(Dataset items)
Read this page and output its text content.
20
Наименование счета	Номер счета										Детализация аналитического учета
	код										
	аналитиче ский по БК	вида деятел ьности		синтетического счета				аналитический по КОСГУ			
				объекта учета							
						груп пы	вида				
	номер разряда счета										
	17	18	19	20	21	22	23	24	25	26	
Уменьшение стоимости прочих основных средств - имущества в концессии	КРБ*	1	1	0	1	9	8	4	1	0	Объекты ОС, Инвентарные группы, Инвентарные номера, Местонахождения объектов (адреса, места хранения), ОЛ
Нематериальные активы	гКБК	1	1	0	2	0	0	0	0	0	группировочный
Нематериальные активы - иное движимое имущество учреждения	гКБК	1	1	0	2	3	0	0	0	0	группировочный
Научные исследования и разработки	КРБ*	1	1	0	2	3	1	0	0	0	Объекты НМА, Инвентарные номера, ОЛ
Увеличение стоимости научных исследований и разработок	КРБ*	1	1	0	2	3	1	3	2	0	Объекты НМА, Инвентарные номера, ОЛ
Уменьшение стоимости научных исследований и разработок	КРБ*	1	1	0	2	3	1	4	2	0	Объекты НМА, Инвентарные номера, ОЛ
* * *
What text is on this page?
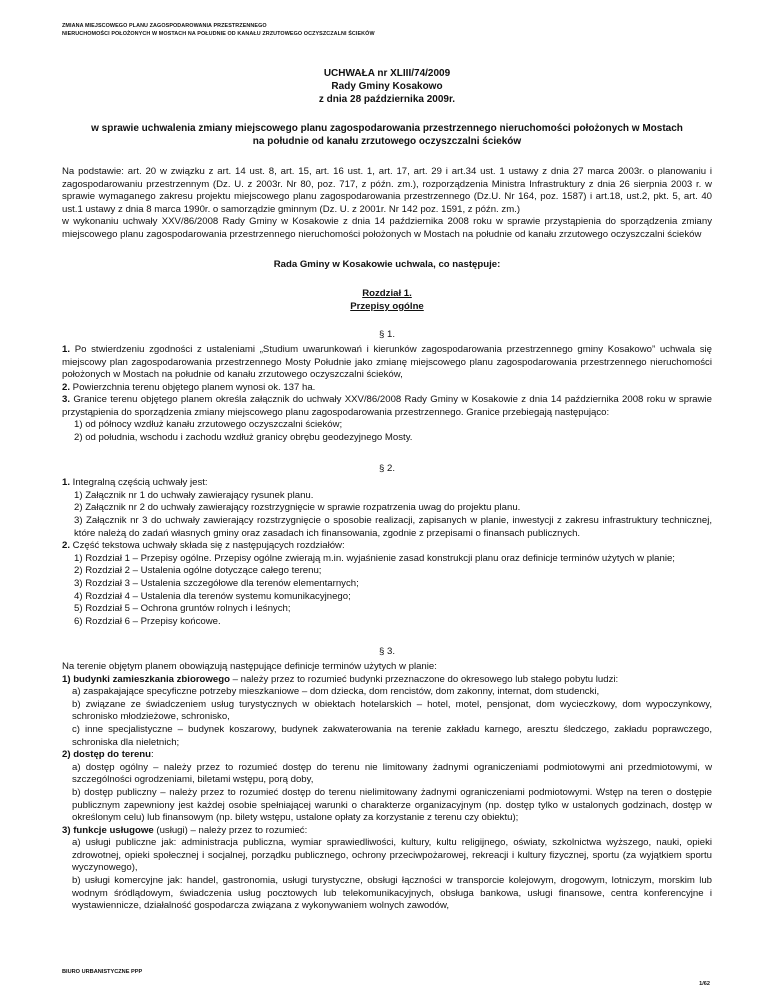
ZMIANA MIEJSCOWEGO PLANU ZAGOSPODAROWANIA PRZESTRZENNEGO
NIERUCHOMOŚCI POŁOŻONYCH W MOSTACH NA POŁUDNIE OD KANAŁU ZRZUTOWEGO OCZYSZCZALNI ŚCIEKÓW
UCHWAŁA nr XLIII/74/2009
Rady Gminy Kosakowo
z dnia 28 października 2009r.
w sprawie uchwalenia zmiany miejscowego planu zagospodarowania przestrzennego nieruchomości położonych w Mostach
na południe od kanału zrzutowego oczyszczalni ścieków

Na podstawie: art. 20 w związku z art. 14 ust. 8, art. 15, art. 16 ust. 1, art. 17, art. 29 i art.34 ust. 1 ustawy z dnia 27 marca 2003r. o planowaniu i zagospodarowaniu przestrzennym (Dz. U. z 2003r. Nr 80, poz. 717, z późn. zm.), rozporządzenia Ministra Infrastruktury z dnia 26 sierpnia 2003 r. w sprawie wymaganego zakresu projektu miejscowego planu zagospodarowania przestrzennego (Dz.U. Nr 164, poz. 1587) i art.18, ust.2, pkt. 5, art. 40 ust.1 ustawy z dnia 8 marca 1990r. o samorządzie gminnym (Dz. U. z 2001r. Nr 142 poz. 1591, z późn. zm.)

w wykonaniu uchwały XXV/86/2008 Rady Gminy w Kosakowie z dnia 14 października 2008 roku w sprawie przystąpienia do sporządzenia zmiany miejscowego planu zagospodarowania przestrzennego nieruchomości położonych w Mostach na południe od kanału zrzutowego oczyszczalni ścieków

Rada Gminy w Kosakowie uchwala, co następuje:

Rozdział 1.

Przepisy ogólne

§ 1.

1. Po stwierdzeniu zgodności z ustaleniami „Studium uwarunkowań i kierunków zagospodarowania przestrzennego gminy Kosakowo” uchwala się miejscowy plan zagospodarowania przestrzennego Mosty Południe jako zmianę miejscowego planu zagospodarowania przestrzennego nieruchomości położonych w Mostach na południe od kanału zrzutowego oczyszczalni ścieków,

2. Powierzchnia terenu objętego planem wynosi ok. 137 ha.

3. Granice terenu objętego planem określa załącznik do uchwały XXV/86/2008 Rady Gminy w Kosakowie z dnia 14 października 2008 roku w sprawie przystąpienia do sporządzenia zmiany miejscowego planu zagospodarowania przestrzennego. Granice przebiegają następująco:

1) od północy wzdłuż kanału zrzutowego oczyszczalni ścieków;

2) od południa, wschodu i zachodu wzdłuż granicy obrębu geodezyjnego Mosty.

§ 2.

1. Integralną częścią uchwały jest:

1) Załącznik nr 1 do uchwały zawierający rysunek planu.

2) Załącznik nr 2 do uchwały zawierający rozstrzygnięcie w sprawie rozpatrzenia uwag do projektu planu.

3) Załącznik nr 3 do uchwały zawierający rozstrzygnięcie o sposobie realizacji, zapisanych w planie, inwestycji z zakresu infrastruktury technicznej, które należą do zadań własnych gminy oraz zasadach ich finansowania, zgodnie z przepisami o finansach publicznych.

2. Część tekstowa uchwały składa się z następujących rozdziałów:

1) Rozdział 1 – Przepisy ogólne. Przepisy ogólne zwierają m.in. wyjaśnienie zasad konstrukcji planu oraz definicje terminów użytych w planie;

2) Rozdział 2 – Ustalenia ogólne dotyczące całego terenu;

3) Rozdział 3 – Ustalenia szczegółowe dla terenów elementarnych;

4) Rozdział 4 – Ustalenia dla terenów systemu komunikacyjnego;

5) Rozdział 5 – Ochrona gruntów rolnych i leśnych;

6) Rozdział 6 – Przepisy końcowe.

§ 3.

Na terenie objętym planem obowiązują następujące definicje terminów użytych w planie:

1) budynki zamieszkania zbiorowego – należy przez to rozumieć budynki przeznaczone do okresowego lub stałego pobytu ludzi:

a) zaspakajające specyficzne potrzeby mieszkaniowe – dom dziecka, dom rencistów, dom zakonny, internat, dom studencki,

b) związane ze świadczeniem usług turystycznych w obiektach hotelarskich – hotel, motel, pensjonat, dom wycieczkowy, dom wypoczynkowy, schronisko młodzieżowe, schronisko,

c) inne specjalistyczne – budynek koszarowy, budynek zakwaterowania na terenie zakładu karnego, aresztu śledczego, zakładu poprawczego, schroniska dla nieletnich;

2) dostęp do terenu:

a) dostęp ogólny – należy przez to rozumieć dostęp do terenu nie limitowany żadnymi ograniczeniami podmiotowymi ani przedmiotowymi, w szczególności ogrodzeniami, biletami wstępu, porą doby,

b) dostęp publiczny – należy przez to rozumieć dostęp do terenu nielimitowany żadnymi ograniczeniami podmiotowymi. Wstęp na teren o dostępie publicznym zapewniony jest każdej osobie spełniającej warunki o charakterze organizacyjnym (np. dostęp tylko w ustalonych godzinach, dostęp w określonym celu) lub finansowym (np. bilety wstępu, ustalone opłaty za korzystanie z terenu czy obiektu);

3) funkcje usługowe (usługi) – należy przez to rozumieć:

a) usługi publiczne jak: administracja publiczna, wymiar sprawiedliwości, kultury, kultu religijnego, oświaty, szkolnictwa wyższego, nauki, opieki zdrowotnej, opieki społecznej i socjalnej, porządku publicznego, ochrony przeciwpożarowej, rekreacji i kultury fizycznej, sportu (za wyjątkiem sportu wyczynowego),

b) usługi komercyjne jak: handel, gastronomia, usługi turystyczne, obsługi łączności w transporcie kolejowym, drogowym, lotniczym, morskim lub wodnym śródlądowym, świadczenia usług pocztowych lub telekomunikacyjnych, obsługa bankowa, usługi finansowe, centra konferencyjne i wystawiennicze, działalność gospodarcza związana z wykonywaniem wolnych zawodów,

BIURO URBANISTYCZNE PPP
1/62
---
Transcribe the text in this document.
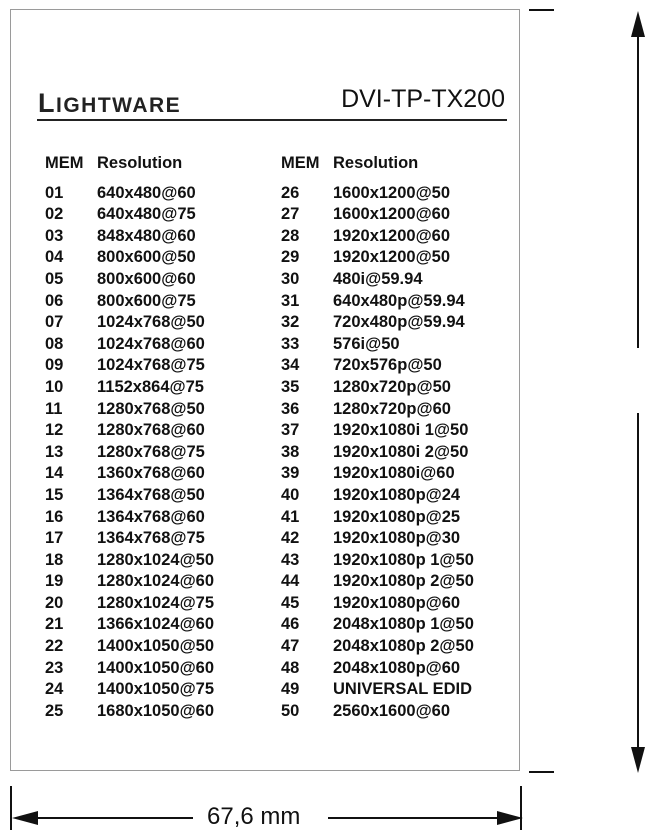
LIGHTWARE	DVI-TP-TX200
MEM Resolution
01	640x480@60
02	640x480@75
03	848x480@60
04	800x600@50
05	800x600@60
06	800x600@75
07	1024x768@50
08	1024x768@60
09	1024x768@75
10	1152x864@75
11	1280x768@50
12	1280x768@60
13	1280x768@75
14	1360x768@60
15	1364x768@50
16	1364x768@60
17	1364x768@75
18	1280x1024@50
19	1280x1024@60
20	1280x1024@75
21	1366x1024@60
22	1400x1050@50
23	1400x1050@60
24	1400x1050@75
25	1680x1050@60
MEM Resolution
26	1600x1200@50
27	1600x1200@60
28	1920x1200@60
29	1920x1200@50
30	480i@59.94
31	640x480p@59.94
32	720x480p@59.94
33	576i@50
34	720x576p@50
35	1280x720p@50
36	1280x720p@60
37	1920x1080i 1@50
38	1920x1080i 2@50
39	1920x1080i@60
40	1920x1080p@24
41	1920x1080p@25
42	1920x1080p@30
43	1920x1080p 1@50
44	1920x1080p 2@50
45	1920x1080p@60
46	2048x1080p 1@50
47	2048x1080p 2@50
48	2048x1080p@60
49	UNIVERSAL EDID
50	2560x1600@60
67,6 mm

> _YOUR TASK_:
Search the entries for the word "Przepisy", then list each line that holds it.

> _TASK SOLUTION_:
Przepisy ogólne
1) Rozdział 1 – Przepisy ogólne. Przepisy ogólne zwierają m.in. wyjaśnienie zasad konstrukcji planu oraz definicje terminów użytych w planie;
6) Rozdział 6 – Przepisy końcowe.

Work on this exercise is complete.